*What this task involves*.
Look for "down" in the listing below. Gather each line that contains it.

*Provided records*.
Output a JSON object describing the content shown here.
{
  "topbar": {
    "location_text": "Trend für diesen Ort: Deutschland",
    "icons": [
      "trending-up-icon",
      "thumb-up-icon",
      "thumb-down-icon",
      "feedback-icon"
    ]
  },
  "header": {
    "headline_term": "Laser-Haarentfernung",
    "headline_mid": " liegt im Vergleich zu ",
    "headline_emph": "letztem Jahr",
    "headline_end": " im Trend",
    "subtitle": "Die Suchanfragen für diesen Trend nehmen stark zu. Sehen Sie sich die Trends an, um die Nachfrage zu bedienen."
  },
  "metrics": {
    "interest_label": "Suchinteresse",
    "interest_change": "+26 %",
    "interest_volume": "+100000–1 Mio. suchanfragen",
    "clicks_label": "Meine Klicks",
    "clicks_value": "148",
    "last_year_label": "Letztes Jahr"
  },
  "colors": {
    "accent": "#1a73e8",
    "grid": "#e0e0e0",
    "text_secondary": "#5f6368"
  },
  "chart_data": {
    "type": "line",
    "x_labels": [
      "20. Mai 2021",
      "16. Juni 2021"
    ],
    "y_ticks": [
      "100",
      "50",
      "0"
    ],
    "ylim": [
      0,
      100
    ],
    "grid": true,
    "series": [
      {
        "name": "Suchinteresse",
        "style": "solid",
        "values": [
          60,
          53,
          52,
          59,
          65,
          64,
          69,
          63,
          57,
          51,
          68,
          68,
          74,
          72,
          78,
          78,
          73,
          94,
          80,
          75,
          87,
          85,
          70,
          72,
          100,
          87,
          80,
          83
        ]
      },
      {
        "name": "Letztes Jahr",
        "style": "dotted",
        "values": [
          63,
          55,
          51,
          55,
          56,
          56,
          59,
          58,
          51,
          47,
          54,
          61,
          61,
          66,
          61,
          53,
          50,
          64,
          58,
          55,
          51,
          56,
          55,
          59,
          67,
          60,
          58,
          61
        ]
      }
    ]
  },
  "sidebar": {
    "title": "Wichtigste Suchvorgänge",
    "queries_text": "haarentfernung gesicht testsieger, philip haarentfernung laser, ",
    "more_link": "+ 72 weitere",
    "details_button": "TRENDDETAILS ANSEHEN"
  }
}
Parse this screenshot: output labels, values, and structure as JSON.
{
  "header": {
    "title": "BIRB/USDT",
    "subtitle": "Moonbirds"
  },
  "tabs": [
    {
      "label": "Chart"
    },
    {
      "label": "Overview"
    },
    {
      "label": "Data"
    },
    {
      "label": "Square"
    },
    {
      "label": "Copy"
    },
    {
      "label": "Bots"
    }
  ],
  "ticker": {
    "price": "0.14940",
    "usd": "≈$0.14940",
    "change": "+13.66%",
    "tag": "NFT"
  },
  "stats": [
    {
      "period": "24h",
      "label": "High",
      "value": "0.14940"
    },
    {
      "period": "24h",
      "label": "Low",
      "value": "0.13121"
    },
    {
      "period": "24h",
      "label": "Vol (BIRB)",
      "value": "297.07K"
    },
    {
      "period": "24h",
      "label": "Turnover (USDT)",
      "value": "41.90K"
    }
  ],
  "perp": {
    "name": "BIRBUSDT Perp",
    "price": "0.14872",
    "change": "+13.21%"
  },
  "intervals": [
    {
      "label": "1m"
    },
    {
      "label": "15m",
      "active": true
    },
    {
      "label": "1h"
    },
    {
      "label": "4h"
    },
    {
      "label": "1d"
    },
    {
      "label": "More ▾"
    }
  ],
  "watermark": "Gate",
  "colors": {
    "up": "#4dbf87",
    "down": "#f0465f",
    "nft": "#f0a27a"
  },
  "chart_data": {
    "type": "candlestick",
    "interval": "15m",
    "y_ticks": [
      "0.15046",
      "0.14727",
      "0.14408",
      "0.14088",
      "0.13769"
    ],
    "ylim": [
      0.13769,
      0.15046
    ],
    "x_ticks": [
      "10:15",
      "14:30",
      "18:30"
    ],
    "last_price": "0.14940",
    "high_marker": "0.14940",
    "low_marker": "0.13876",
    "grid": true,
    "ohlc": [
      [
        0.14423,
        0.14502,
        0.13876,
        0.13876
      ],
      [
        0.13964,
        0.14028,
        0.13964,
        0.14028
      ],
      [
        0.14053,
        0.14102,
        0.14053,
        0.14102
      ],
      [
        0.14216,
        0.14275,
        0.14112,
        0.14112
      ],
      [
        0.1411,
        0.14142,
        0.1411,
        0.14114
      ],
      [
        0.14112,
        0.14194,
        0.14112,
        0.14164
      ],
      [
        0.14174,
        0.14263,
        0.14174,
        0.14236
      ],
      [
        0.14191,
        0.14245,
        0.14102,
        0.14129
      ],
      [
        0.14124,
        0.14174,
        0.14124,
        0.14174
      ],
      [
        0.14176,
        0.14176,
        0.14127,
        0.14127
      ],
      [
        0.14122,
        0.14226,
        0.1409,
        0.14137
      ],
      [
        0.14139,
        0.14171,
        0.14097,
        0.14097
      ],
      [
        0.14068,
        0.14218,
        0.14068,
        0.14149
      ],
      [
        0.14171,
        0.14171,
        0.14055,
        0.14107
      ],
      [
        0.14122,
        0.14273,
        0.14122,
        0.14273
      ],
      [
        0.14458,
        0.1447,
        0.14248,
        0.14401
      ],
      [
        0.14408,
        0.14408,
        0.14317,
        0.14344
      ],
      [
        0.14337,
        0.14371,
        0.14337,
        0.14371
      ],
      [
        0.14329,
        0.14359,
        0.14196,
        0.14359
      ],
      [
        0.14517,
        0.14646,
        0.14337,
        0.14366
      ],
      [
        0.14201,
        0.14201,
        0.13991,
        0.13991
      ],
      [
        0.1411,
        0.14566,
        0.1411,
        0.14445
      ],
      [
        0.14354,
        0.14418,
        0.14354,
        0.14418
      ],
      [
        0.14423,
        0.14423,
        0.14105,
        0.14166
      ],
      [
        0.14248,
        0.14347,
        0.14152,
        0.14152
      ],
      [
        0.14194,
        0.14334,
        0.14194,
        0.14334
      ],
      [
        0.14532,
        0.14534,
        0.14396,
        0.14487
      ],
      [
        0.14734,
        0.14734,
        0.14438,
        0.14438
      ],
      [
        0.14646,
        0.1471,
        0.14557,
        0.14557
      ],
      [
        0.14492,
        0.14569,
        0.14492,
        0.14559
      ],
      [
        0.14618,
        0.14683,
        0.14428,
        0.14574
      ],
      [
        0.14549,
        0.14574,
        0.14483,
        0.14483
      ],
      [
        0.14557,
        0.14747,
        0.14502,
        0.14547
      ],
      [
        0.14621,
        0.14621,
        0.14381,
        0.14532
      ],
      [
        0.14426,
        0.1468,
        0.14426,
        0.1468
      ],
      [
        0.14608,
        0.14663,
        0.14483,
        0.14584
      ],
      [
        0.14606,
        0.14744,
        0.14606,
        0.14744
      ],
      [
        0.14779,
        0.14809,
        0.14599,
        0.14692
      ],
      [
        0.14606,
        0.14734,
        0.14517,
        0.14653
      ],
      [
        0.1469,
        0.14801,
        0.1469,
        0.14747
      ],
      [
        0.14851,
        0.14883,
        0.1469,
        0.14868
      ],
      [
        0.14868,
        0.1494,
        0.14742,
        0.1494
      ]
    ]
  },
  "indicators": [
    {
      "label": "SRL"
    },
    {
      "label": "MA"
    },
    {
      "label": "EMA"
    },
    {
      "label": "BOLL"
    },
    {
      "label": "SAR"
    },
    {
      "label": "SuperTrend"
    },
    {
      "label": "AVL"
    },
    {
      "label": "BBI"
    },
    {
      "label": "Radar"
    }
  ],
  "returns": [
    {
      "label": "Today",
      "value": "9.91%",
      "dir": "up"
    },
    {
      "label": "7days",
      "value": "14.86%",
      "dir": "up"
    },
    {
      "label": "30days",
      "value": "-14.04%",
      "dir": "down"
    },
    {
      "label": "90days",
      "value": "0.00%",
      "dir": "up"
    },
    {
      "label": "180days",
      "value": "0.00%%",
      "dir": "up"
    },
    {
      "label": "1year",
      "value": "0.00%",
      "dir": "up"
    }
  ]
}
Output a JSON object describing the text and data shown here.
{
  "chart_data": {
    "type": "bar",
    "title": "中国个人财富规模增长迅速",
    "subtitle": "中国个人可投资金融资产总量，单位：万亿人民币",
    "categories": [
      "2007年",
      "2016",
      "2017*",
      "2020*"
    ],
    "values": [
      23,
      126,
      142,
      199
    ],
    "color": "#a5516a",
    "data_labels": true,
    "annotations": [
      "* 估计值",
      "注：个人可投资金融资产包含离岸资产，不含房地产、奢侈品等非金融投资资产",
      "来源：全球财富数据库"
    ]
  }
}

*Answer for the task*.
      "thumb-down-icon",
    "down": "#f0465f",
      "dir": "down"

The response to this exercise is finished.